__Your goal__:
Using the material below, work out how many lines contain the word "title". Reply with the number and nothing more.

[Data listing]
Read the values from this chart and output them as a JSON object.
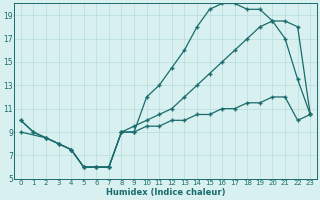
{
  "xlabel": "Humidex (Indice chaleur)",
  "bg_color": "#d8f0f0",
  "grid_color": "#b8dcdc",
  "line_color": "#1a6b6b",
  "xlim": [
    -0.5,
    23.5
  ],
  "ylim": [
    5,
    20
  ],
  "yticks": [
    5,
    7,
    9,
    11,
    13,
    15,
    17,
    19
  ],
  "xticks": [
    0,
    1,
    2,
    3,
    4,
    5,
    6,
    7,
    8,
    9,
    10,
    11,
    12,
    13,
    14,
    15,
    16,
    17,
    18,
    19,
    20,
    21,
    22,
    23
  ],
  "line1_x": [
    0,
    1,
    2,
    3,
    4,
    5,
    6,
    7,
    8,
    9,
    10,
    11,
    12,
    13,
    14,
    15,
    16,
    17,
    18,
    19,
    20,
    21,
    22,
    23
  ],
  "line1_y": [
    10,
    9,
    8.5,
    8,
    7.5,
    6,
    6,
    6,
    9,
    9,
    12,
    13,
    14.5,
    16,
    18,
    19.5,
    20,
    20,
    19.5,
    19.5,
    18.5,
    17,
    13.5,
    10.5
  ],
  "line2_x": [
    0,
    1,
    2,
    3,
    4,
    5,
    6,
    7,
    8,
    9,
    10,
    11,
    12,
    13,
    14,
    15,
    16,
    17,
    18,
    19,
    20,
    21,
    22,
    23
  ],
  "line2_y": [
    10,
    9,
    8.5,
    8,
    7.5,
    6,
    6,
    6,
    9,
    9.5,
    10,
    10.5,
    11,
    12,
    13,
    14,
    15,
    16,
    17,
    18,
    18.5,
    18.5,
    18,
    10.5
  ],
  "line3_x": [
    0,
    2,
    3,
    4,
    5,
    6,
    7,
    8,
    9,
    10,
    11,
    12,
    13,
    14,
    15,
    16,
    17,
    18,
    19,
    20,
    21,
    22,
    23
  ],
  "line3_y": [
    9,
    8.5,
    8,
    7.5,
    6,
    6,
    6,
    9,
    9,
    9.5,
    9.5,
    10,
    10,
    10.5,
    10.5,
    11,
    11,
    11.5,
    11.5,
    12,
    12,
    10,
    10.5
  ]
}
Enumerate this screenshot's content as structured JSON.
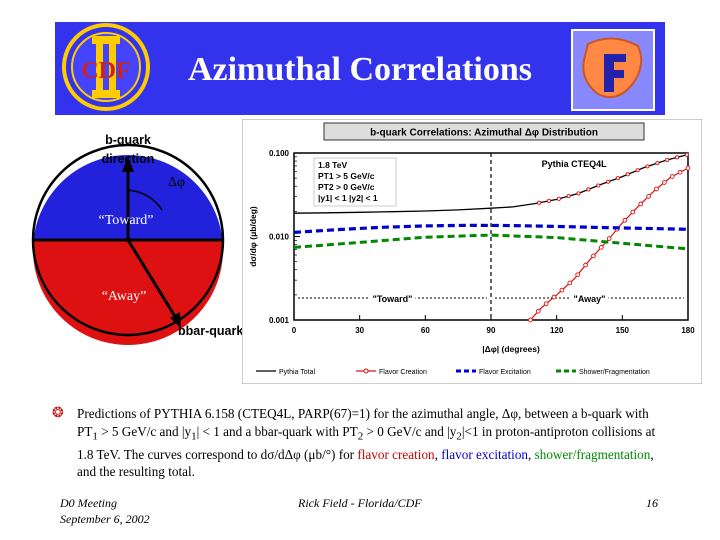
{
  "slide": {
    "title": "Azimuthal Correlations",
    "logo_left_text": "CDF",
    "colors": {
      "banner": "#3333ee",
      "toward": "#2222dd",
      "away": "#dd1111",
      "pythia_total": "#000000",
      "flavor_creation": "#dd1111",
      "flavor_excitation": "#0000cc",
      "shower": "#008800"
    }
  },
  "diagram": {
    "bquark_label": "b-quark direction",
    "delta_phi_label": "Δφ",
    "toward_label": "“Toward”",
    "away_label": "“Away”",
    "bbar_label": "bbar-quark"
  },
  "chart_data": {
    "type": "line",
    "title": "b-quark Correlations: Azimuthal Δφ Distribution",
    "xlabel": "|Δφ| (degrees)",
    "ylabel": "dσ/dφ (μb/deg)",
    "xlim": [
      0,
      180
    ],
    "ylim": [
      0.001,
      0.1
    ],
    "yscale": "log",
    "xticks": [
      "0",
      "30",
      "60",
      "90",
      "120",
      "150",
      "180"
    ],
    "yticks": [
      "0.100",
      "0.010",
      "0.001"
    ],
    "cuts": [
      "1.8 TeV",
      "PT1 > 5 GeV/c",
      "PT2 > 0 GeV/c",
      "|y1| < 1 |y2| < 1"
    ],
    "model_label": "Pythia CTEQ4L",
    "region_labels": [
      "\"Toward\"",
      "\"Away\""
    ],
    "series": [
      {
        "name": "Pythia Total",
        "x": [
          0,
          15,
          30,
          45,
          60,
          75,
          90,
          100,
          110,
          120,
          130,
          140,
          150,
          160,
          170,
          180
        ],
        "y": [
          0.019,
          0.0192,
          0.0195,
          0.0198,
          0.0202,
          0.0208,
          0.0218,
          0.0226,
          0.0248,
          0.0278,
          0.0328,
          0.0418,
          0.0522,
          0.067,
          0.082,
          0.096
        ]
      },
      {
        "name": "Flavor Creation",
        "x": [
          108,
          113,
          120,
          128,
          135,
          143,
          150,
          158,
          165,
          172,
          180
        ],
        "y": [
          0.001,
          0.0014,
          0.002,
          0.0031,
          0.0052,
          0.0088,
          0.0145,
          0.024,
          0.036,
          0.051,
          0.066
        ]
      },
      {
        "name": "Flavor Excitation",
        "x": [
          0,
          20,
          40,
          60,
          80,
          100,
          120,
          140,
          160,
          180
        ],
        "y": [
          0.0112,
          0.0121,
          0.0129,
          0.0134,
          0.0136,
          0.0135,
          0.0132,
          0.0128,
          0.0125,
          0.0122
        ]
      },
      {
        "name": "Shower/Fragmentation",
        "x": [
          0,
          30,
          60,
          90,
          120,
          150,
          180
        ],
        "y": [
          0.0074,
          0.0085,
          0.0098,
          0.0104,
          0.0097,
          0.0083,
          0.0071
        ]
      }
    ]
  },
  "paragraph": {
    "part1": "Predictions of PYTHIA 6.158 (CTEQ4L, PARP(67)=1) for the azimuthal angle, Δφ, between a b-quark with PT",
    "sub1": "1",
    "part2": " > 5 GeV/c and |y",
    "sub2": "1",
    "part3": "| < 1 and a bbar-quark with PT",
    "sub3": "2",
    "part4": " > 0 GeV/c and |y",
    "sub4": "2",
    "part5": "|<1 in proton-antiproton collisions at 1.8 TeV. The curves correspond to dσ/dΔφ (μb/°) for ",
    "flavor_creation": "flavor creation",
    "comma1": ", ",
    "flavor_excitation": "flavor excitation",
    "comma2": ", ",
    "shower": "shower/fragmentation",
    "part6": ", and the resulting total."
  },
  "footer": {
    "meeting": "D0 Meeting",
    "date": "September 6, 2002",
    "author": "Rick Field - Florida/CDF",
    "page": "16"
  }
}
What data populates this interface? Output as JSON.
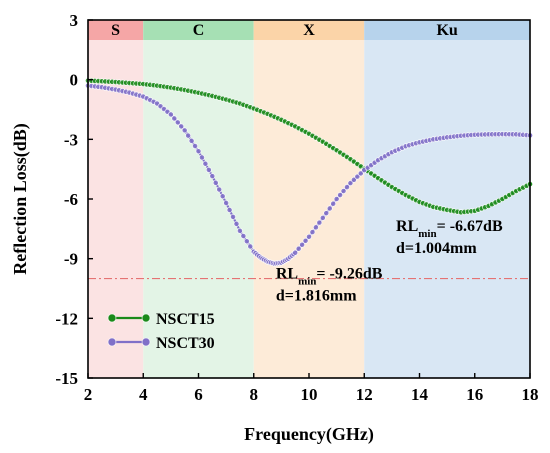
{
  "chart_data": {
    "type": "line",
    "xlabel": "Frequency(GHz)",
    "ylabel": "Reflection Loss(dB)",
    "xlim": [
      2,
      18
    ],
    "ylim": [
      -15,
      3
    ],
    "xticks": [
      2,
      4,
      6,
      8,
      10,
      12,
      14,
      16,
      18
    ],
    "yticks": [
      3,
      0,
      -3,
      -6,
      -9,
      -12,
      -15
    ],
    "bands": [
      {
        "label": "S",
        "from": 2,
        "to": 4,
        "color": "#fbe3e3",
        "header_color": "#f5a6a6"
      },
      {
        "label": "C",
        "from": 4,
        "to": 8,
        "color": "#e3f4e6",
        "header_color": "#a6e0b4"
      },
      {
        "label": "X",
        "from": 8,
        "to": 12,
        "color": "#fdebd8",
        "header_color": "#fbd4a8"
      },
      {
        "label": "Ku",
        "from": 12,
        "to": 18,
        "color": "#d9e7f4",
        "header_color": "#b7d3ec"
      }
    ],
    "reference_line": {
      "y": -10,
      "color": "#e57373",
      "style": "dash-dot"
    },
    "legend": {
      "position": "bottom-left"
    },
    "series": [
      {
        "name": "NSCT15",
        "color": "#1a8a1a",
        "x": [
          2,
          2.5,
          3,
          3.5,
          4,
          4.5,
          5,
          5.5,
          6,
          6.5,
          7,
          7.5,
          8,
          8.5,
          9,
          9.5,
          10,
          10.5,
          11,
          11.5,
          12,
          12.5,
          13,
          13.5,
          14,
          14.5,
          15,
          15.5,
          16,
          16.5,
          17,
          17.5,
          18
        ],
        "y": [
          -0.05,
          -0.08,
          -0.12,
          -0.17,
          -0.22,
          -0.3,
          -0.4,
          -0.52,
          -0.66,
          -0.82,
          -1.0,
          -1.2,
          -1.45,
          -1.72,
          -2.02,
          -2.35,
          -2.72,
          -3.12,
          -3.55,
          -4.0,
          -4.48,
          -4.95,
          -5.4,
          -5.8,
          -6.15,
          -6.4,
          -6.55,
          -6.67,
          -6.6,
          -6.35,
          -6.0,
          -5.6,
          -5.25
        ]
      },
      {
        "name": "NSCT30",
        "color": "#8070c8",
        "x": [
          2,
          2.5,
          3,
          3.5,
          4,
          4.5,
          5,
          5.5,
          6,
          6.5,
          7,
          7.5,
          8,
          8.25,
          8.5,
          8.75,
          9,
          9.25,
          9.5,
          10,
          10.5,
          11,
          11.5,
          12,
          12.5,
          13,
          13.5,
          14,
          14.5,
          15,
          15.5,
          16,
          16.5,
          17,
          17.5,
          18
        ],
        "y": [
          -0.3,
          -0.38,
          -0.5,
          -0.65,
          -0.85,
          -1.2,
          -1.75,
          -2.55,
          -3.6,
          -4.85,
          -6.2,
          -7.6,
          -8.65,
          -8.95,
          -9.15,
          -9.25,
          -9.2,
          -9.0,
          -8.7,
          -7.9,
          -6.95,
          -6.0,
          -5.2,
          -4.55,
          -4.05,
          -3.65,
          -3.35,
          -3.15,
          -3.0,
          -2.9,
          -2.82,
          -2.77,
          -2.75,
          -2.74,
          -2.75,
          -2.8
        ]
      }
    ],
    "annotations": [
      {
        "name": "rl-min-nsct30",
        "prefix": "RL",
        "sub": "min",
        "suffix": "= -9.26dB",
        "second_line": "d=1.816mm",
        "x": 8.8,
        "y": -10.0
      },
      {
        "name": "rl-min-nsct15",
        "prefix": "RL",
        "sub": "min",
        "suffix": "= -6.67dB",
        "second_line": "d=1.004mm",
        "x": 13.15,
        "y": -7.6
      }
    ]
  }
}
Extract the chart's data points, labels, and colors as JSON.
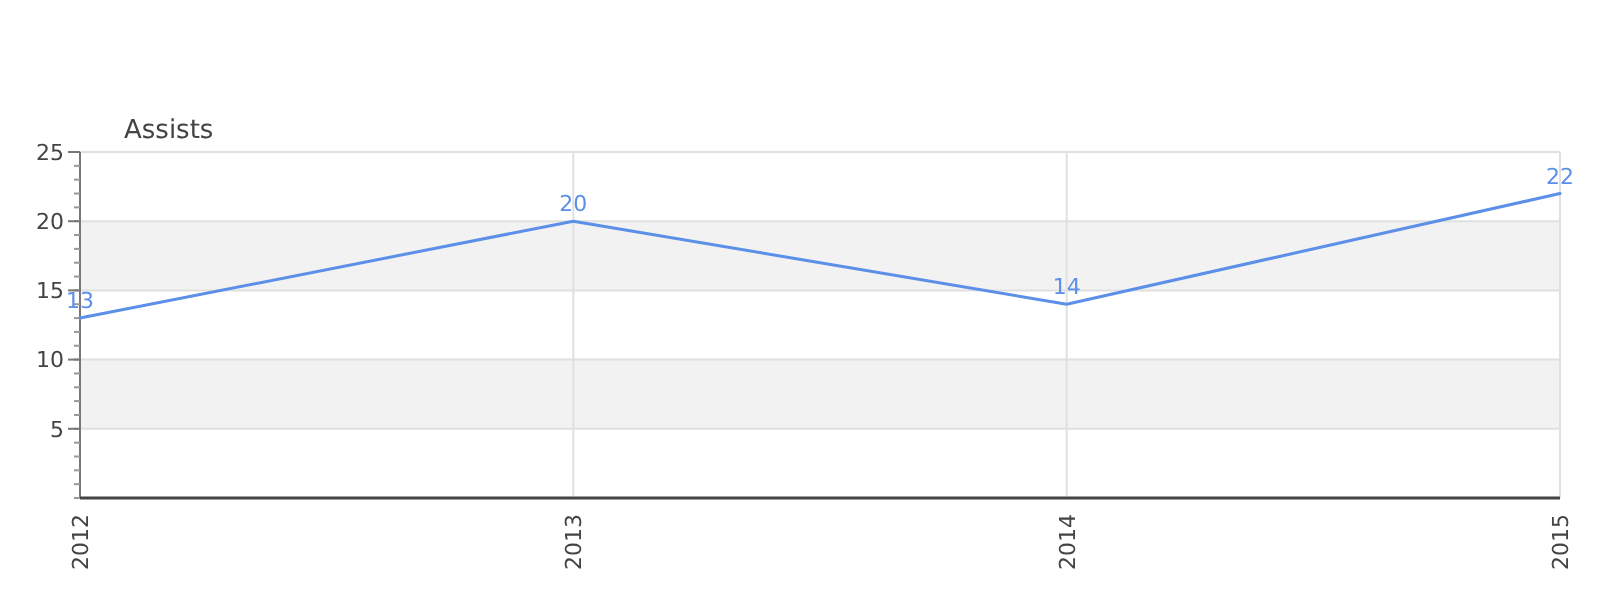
{
  "chart_data": {
    "type": "line",
    "ylabel": "Assists",
    "categories": [
      "2012",
      "2013",
      "2014",
      "2015"
    ],
    "series": [
      {
        "color": "#5b8fe8",
        "values": [
          13,
          20,
          14,
          22
        ]
      }
    ],
    "ylim": [
      0,
      25
    ],
    "yticks": [
      5,
      10,
      15,
      20,
      25
    ],
    "grid": true,
    "data_labels": true
  }
}
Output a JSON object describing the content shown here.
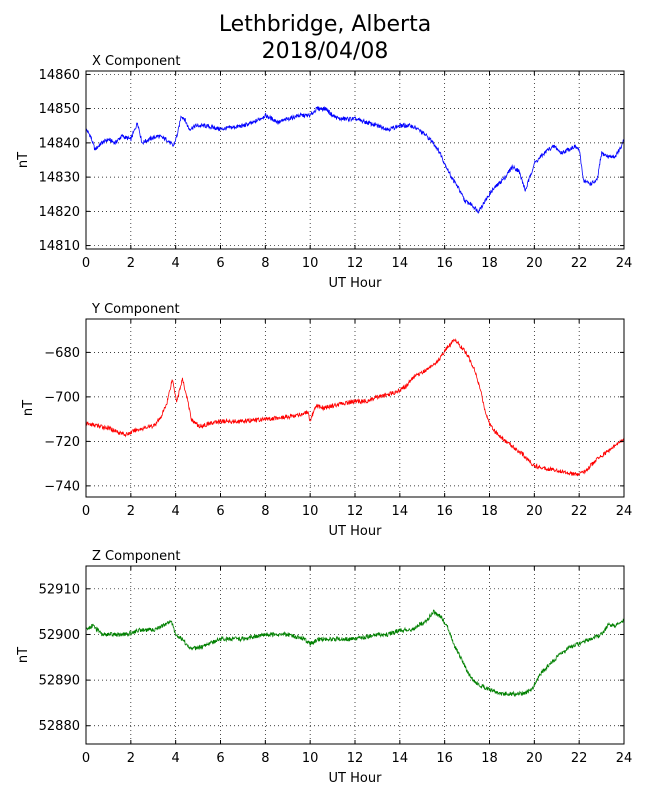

__Answer for the task__:
2